Collected data entries:
--

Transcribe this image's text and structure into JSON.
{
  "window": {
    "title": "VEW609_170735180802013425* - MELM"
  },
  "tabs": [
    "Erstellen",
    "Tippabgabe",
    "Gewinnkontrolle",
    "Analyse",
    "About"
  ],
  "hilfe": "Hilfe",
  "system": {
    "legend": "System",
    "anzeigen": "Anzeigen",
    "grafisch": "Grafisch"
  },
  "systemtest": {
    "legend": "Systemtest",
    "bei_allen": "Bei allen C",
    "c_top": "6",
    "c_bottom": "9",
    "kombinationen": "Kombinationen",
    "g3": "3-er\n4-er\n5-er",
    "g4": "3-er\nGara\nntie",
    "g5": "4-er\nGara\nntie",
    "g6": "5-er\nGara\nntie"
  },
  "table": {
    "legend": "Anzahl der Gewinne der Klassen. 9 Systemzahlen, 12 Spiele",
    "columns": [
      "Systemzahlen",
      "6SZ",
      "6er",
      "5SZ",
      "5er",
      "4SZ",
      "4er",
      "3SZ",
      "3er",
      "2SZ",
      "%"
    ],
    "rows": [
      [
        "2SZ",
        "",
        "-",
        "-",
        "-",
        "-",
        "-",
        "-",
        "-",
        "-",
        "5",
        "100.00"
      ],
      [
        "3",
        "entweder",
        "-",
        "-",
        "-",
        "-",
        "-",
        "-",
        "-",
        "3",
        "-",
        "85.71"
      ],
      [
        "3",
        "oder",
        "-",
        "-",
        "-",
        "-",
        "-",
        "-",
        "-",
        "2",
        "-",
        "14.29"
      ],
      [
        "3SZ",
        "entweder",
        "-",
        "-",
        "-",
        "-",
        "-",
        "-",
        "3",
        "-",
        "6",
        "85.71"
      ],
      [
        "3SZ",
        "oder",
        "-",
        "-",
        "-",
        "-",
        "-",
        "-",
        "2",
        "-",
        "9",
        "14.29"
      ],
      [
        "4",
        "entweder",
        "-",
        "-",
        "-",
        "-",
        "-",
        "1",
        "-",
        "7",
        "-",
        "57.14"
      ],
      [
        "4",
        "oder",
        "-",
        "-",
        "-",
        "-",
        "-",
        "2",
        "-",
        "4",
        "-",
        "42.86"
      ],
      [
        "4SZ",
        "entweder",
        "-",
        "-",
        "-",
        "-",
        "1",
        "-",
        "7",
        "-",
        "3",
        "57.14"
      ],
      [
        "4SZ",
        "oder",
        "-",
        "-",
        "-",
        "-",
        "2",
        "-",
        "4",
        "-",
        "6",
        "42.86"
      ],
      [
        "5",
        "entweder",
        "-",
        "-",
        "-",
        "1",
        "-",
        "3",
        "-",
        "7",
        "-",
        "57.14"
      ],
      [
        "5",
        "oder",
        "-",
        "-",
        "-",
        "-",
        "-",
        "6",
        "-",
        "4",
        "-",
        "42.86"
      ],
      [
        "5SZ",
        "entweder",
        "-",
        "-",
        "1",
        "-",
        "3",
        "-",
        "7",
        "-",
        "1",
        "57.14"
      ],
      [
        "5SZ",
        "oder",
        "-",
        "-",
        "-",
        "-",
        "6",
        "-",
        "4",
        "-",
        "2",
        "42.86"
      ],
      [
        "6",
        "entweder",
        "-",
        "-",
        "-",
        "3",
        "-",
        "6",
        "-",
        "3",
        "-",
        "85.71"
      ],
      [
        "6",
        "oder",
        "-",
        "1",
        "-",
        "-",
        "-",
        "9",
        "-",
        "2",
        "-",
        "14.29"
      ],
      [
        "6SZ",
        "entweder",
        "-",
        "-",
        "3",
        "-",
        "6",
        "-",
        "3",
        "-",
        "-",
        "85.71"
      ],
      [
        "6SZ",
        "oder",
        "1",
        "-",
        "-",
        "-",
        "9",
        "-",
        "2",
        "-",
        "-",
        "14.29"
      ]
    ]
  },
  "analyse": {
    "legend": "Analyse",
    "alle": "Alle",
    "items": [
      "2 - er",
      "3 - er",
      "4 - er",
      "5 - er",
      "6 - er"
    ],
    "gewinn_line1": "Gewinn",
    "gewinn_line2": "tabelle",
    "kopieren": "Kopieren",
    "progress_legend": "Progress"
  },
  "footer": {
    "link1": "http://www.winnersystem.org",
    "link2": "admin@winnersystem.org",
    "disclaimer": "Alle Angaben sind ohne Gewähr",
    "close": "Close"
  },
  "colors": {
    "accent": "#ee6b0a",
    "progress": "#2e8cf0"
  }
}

--

Quote every record above exactly.

WORKED ANSWER:
Transcribe this image's text and structure into JSON.
{
  "window": {
    "title": "VEW609_170735180802013425* - MELM"
  },
  "tabs": [
    "Erstellen",
    "Tippabgabe",
    "Gewinnkontrolle",
    "Analyse",
    "About"
  ],
  "hilfe": "Hilfe",
  "system": {
    "legend": "System",
    "anzeigen": "Anzeigen",
    "grafisch": "Grafisch"
  },
  "systemtest": {
    "legend": "Systemtest",
    "bei_allen": "Bei allen C",
    "c_top": "6",
    "c_bottom": "9",
    "kombinationen": "Kombinationen",
    "g3": "3-er\n4-er\n5-er",
    "g4": "3-er\nGara\nntie",
    "g5": "4-er\nGara\nntie",
    "g6": "5-er\nGara\nntie"
  },
  "table": {
    "legend": "Anzahl der Gewinne der Klassen. 9 Systemzahlen, 12 Spiele",
    "columns": [
      "Systemzahlen",
      "6SZ",
      "6er",
      "5SZ",
      "5er",
      "4SZ",
      "4er",
      "3SZ",
      "3er",
      "2SZ",
      "%"
    ],
    "rows": [
      [
        "2SZ",
        "",
        "-",
        "-",
        "-",
        "-",
        "-",
        "-",
        "-",
        "-",
        "5",
        "100.00"
      ],
      [
        "3",
        "entweder",
        "-",
        "-",
        "-",
        "-",
        "-",
        "-",
        "-",
        "3",
        "-",
        "85.71"
      ],
      [
        "3",
        "oder",
        "-",
        "-",
        "-",
        "-",
        "-",
        "-",
        "-",
        "2",
        "-",
        "14.29"
      ],
      [
        "3SZ",
        "entweder",
        "-",
        "-",
        "-",
        "-",
        "-",
        "-",
        "3",
        "-",
        "6",
        "85.71"
      ],
      [
        "3SZ",
        "oder",
        "-",
        "-",
        "-",
        "-",
        "-",
        "-",
        "2",
        "-",
        "9",
        "14.29"
      ],
      [
        "4",
        "entweder",
        "-",
        "-",
        "-",
        "-",
        "-",
        "1",
        "-",
        "7",
        "-",
        "57.14"
      ],
      [
        "4",
        "oder",
        "-",
        "-",
        "-",
        "-",
        "-",
        "2",
        "-",
        "4",
        "-",
        "42.86"
      ],
      [
        "4SZ",
        "entweder",
        "-",
        "-",
        "-",
        "-",
        "1",
        "-",
        "7",
        "-",
        "3",
        "57.14"
      ],
      [
        "4SZ",
        "oder",
        "-",
        "-",
        "-",
        "-",
        "2",
        "-",
        "4",
        "-",
        "6",
        "42.86"
      ],
      [
        "5",
        "entweder",
        "-",
        "-",
        "-",
        "1",
        "-",
        "3",
        "-",
        "7",
        "-",
        "57.14"
      ],
      [
        "5",
        "oder",
        "-",
        "-",
        "-",
        "-",
        "-",
        "6",
        "-",
        "4",
        "-",
        "42.86"
      ],
      [
        "5SZ",
        "entweder",
        "-",
        "-",
        "1",
        "-",
        "3",
        "-",
        "7",
        "-",
        "1",
        "57.14"
      ],
      [
        "5SZ",
        "oder",
        "-",
        "-",
        "-",
        "-",
        "6",
        "-",
        "4",
        "-",
        "2",
        "42.86"
      ],
      [
        "6",
        "entweder",
        "-",
        "-",
        "-",
        "3",
        "-",
        "6",
        "-",
        "3",
        "-",
        "85.71"
      ],
      [
        "6",
        "oder",
        "-",
        "1",
        "-",
        "-",
        "-",
        "9",
        "-",
        "2",
        "-",
        "14.29"
      ],
      [
        "6SZ",
        "entweder",
        "-",
        "-",
        "3",
        "-",
        "6",
        "-",
        "3",
        "-",
        "-",
        "85.71"
      ],
      [
        "6SZ",
        "oder",
        "1",
        "-",
        "-",
        "-",
        "9",
        "-",
        "2",
        "-",
        "-",
        "14.29"
      ]
    ]
  },
  "analyse": {
    "legend": "Analyse",
    "alle": "Alle",
    "items": [
      "2 - er",
      "3 - er",
      "4 - er",
      "5 - er",
      "6 - er"
    ],
    "gewinn_line1": "Gewinn",
    "gewinn_line2": "tabelle",
    "kopieren": "Kopieren",
    "progress_legend": "Progress"
  },
  "footer": {
    "link1": "http://www.winnersystem.org",
    "link2": "admin@winnersystem.org",
    "disclaimer": "Alle Angaben sind ohne Gewähr",
    "close": "Close"
  },
  "colors": {
    "accent": "#ee6b0a",
    "progress": "#2e8cf0"
  }
}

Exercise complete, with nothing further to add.